* _Work instructions_
Rewrite the stretch of the ML system design notes from "- Offline: AUC, NDCG, precision@K, recall@K" through "Architecture (10 min)", with "conversion rate" changed to "retention rate".

----- Source extract -----

10. MLOps: CI/CD for ML
Traditional CI/CD:
Code change -> Build -> Test -> Deploy
ML CI/CD:
Code change ──┐
Data change ──┼──> Validate -> Train -> Evaluate -> Deploy -> Monitor
Config change ┘
Pipeline orchestration: Airflow, Kubeflow Pipelines, Metaflow
Model registry: MLflow, Vertex AI Model Registry
Experiment tracking: MLflow, Weights & Biases
MLOps Maturity Levels
| Level | Description | Automation |
|---|
| 0 | Manual | Scientists train locally, hand-off model file to eng |
| 1 | ML pipeline | Automated training pipeline, manual deployment |
| 2 | CI/CD for ML | Automated training, testing, and deployment |
| 3 | Full MLOps | Automated monitoring, retraining triggers, canary deployment |
11. Common ML System Design Interview Questions
| Question | Key Focus Areas |
|---|
| Design a recommendation engine | Two-stage (retrieval + ranking), feature store, A/B testing |
| Design ad click prediction | Real-time inference, feature engineering, calibration, auction integration |
| Design content ranking (News Feed) | Multi-objective ranking, freshness vs relevance, diversity |
| Design search ranking | Query understanding, document retrieval, learning-to-rank |
| Design content moderation | Multi-modal (text, image, video), human-in-the-loop, precision vs recall trade-off |
| Design fraud detection | Imbalanced data, real-time scoring, explainability for review |
| Design notification system | When/what to notify, user fatigue modeling, optimal send time |
| Design similar items | Embedding space, ANN (approximate nearest neighbor), cold start |
Framework for Answering ML System Design
1. Clarify the Problem (2 min)
- What are we optimizing? (clicks, revenue, engagement)
- Scale: users, items, QPS
- Latency requirements
2. Define Metrics (3 min)
- Offline: AUC, NDCG, precision@K, recall@K
- Online: CTR, conversion rate, session length, revenue
- Guardrail: latency, diversity, fairness
3. High-Level Architecture (10 min)

----- Dataset -----

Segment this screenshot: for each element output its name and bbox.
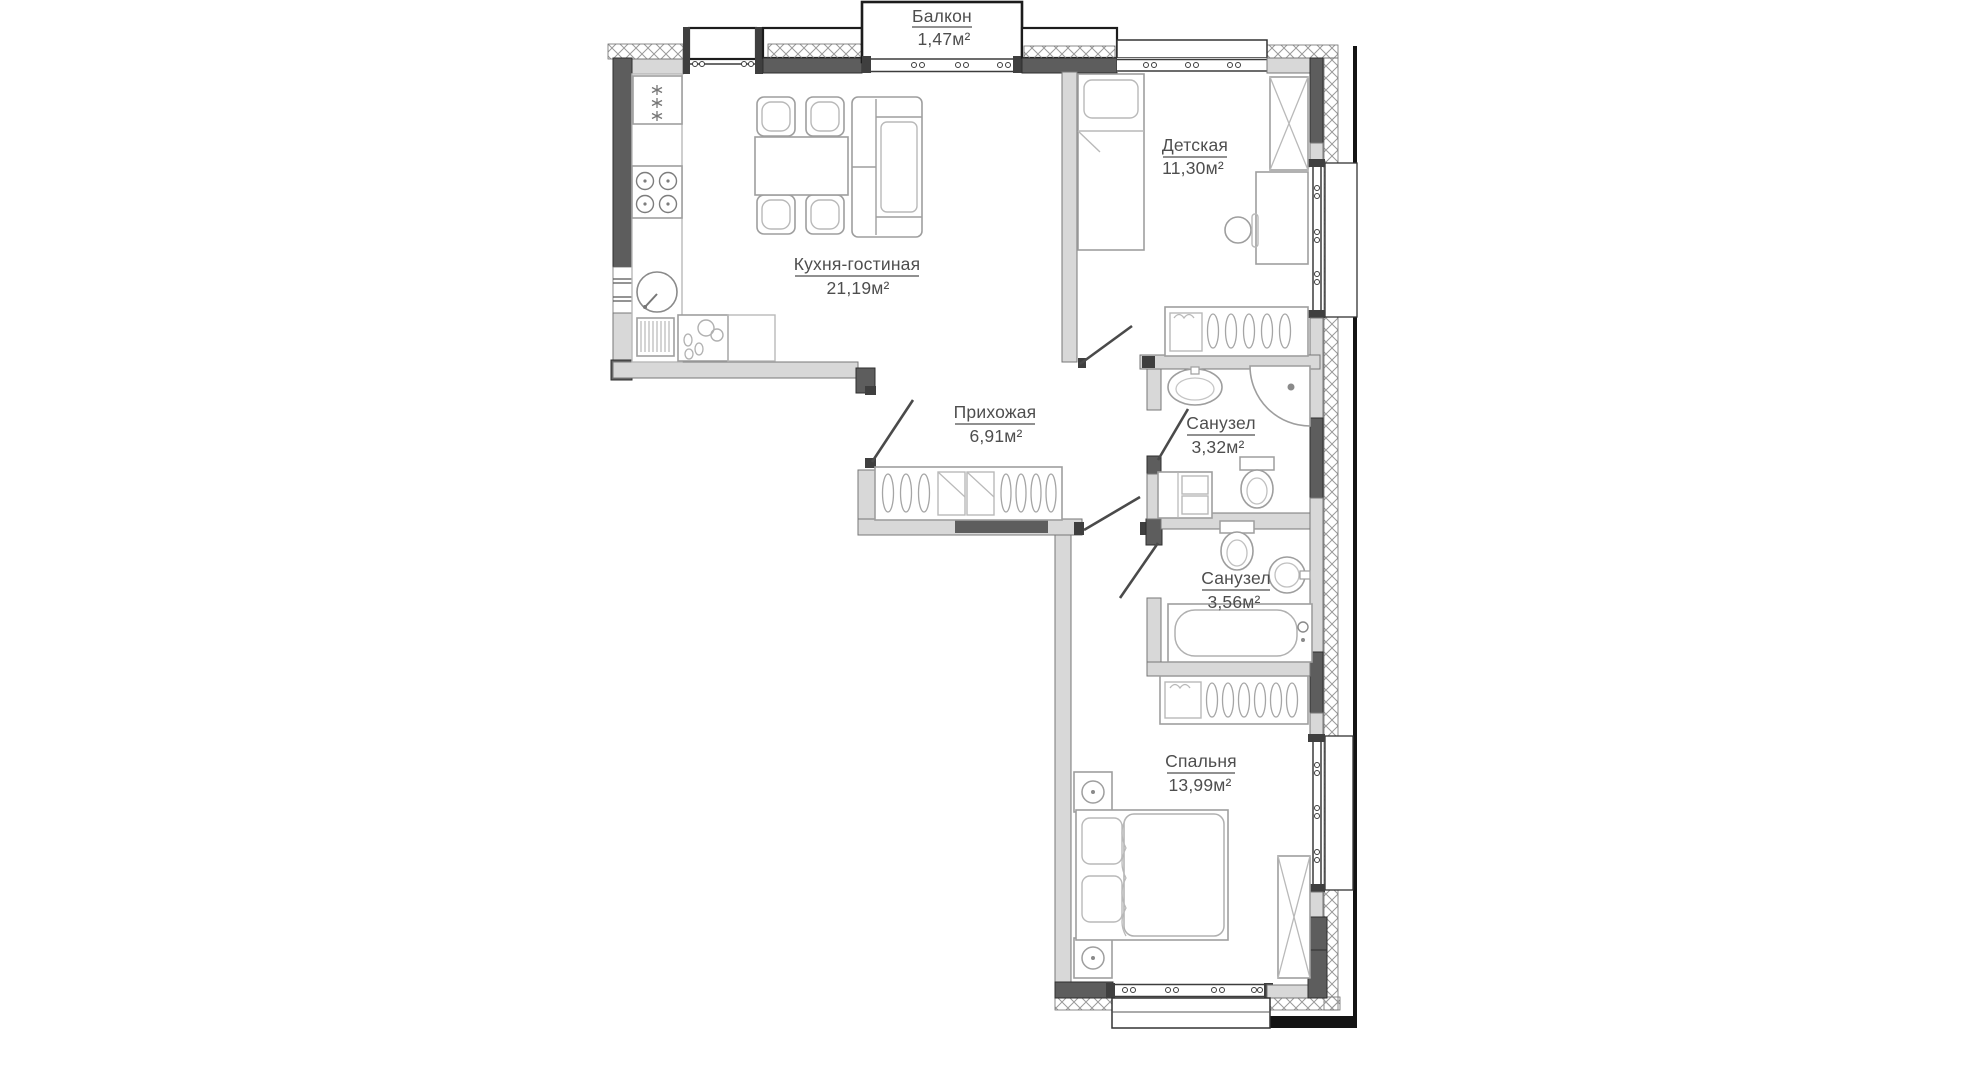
entry-door-leaf [872,400,913,462]
window-sill [628,59,683,74]
kitchen-bottom-wall [613,362,858,378]
room-area: 13,99м² [1168,775,1231,795]
bathtub-icon [1168,604,1312,662]
toilet-icon [1240,457,1274,508]
room-label-children: Детская 11,30м² [1162,135,1228,178]
shower-icon [1250,366,1310,426]
room-label-hallway: Прихожая 6,91м² [954,402,1037,446]
sofa [852,97,922,237]
door-post [1146,519,1162,545]
room-label-kitchen-living: Кухня-гостиная 21,19м² [794,254,921,298]
floor-plan-page: Балкон 1,47м² Кухня-гостиная 21,19м² Дет… [0,0,1980,1080]
room-area: 11,30м² [1162,158,1224,178]
fridge-icon [633,76,682,124]
kitchen-cabinet [728,315,775,361]
bedroom-side-window [1308,734,1353,892]
left-exterior-wall [611,58,632,380]
wardrobe-icon [1278,856,1310,978]
bay-window-1 [683,27,763,74]
room-name: Балкон [912,6,972,26]
bay-window-2 [763,28,862,73]
washer-icon [637,318,674,356]
kitchen-fixtures [632,74,922,362]
room-name: Детская [1162,135,1228,155]
nightstand-icon [1074,772,1112,812]
room-name: Кухня-гостиная [794,254,921,274]
room-label-bathroom-2: Санузел 3,56м² [1201,568,1271,612]
room-name: Санузел [1201,568,1271,588]
children-door-leaf [1080,326,1132,364]
stove-icon [632,166,682,218]
toilet-icon [1220,521,1254,570]
desk-chair [1225,214,1258,247]
room-name: Спальня [1165,751,1237,771]
bathroom2-door-leaf [1120,543,1158,598]
wall-duct [613,267,632,313]
room-area: 6,91м² [969,426,1022,446]
room-label-bedroom: Спальня 13,99м² [1165,751,1237,795]
floor-plan-canvas: Балкон 1,47м² Кухня-гостиная 21,19м² Дет… [0,0,1980,1080]
room-label-balcony: Балкон 1,47м² [912,6,972,49]
dining-table-group [755,97,848,234]
room-name: Санузел [1186,413,1256,433]
wardrobe-icon [1270,77,1308,170]
room-label-bathroom-1: Санузел 3,32м² [1186,413,1256,457]
bedroom-door-leaf [1084,497,1140,530]
bath-sink-icon [1269,557,1310,593]
bay-window-3 [1022,28,1117,73]
bath-sink-icon [1168,367,1222,405]
bathroom2-bottom-wall [1147,662,1310,676]
children-fixtures [1078,74,1308,356]
double-bed [1076,810,1228,940]
closet-hangers [1160,676,1308,724]
room-area: 1,47м² [917,29,970,49]
bedroom-bottom-window [1106,983,1273,998]
kitchen-sink-icon [637,272,677,312]
room-area: 21,19м² [826,278,889,298]
children-side-window [1308,159,1357,318]
room-area: 3,32м² [1191,437,1244,457]
room-name: Прихожая [954,402,1037,422]
bathroom-cabinet [1158,472,1212,518]
bedroom-left-wall [1055,535,1071,997]
dishwasher-icon [678,315,728,361]
hallway-closet [875,467,1062,520]
room-area: 3,56м² [1207,592,1260,612]
nightstand-icon [1074,938,1112,978]
bathroom1-door-leaf [1158,409,1188,460]
desk [1256,172,1308,264]
single-bed [1078,74,1144,250]
closet-hangers [1165,307,1308,356]
bedroom-fixtures [1074,676,1310,978]
bedroom-bottom-bay [1112,998,1270,1028]
bathroom1-left-wall [1147,369,1161,410]
kitchen-children-partition [1062,72,1077,362]
dining-table [755,137,848,195]
children-top-window [1117,40,1267,72]
window-sill [1267,58,1310,73]
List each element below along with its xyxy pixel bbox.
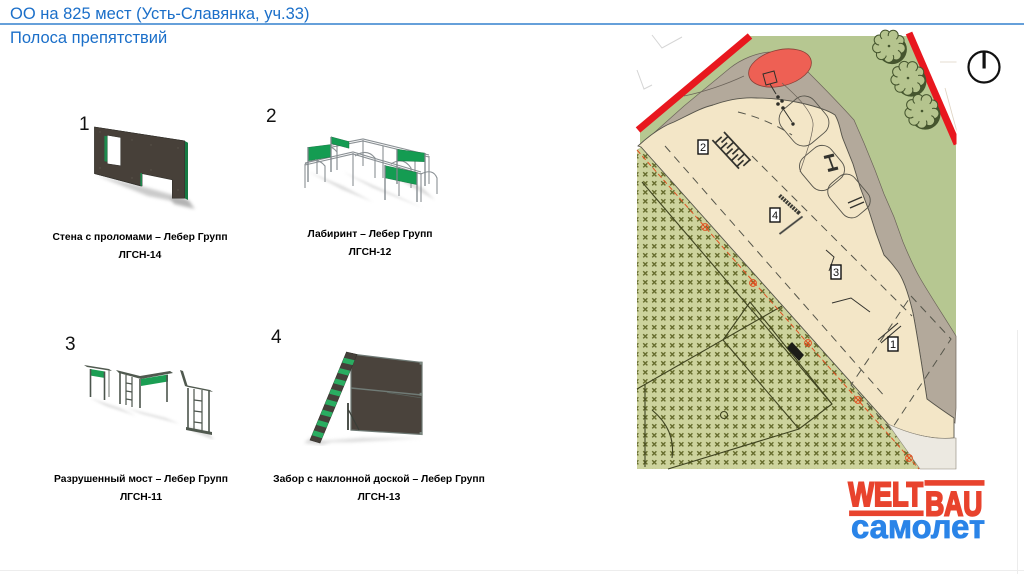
- svg-text:самолет: самолет: [851, 508, 985, 544]
- svg-text:1: 1: [890, 339, 896, 351]
- svg-text:3: 3: [833, 267, 839, 279]
- svg-text:2: 2: [700, 142, 706, 154]
- svg-text:4: 4: [772, 210, 778, 222]
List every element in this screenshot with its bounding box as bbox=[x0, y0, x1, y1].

-----

* _Final answer_
- Offline: AUC, NDCG, precision@K, recall@K
- Online: CTR, retention rate, session length, revenue
- Guardrail: latency, diversity, fairness
3. High-Level Architecture (10 min)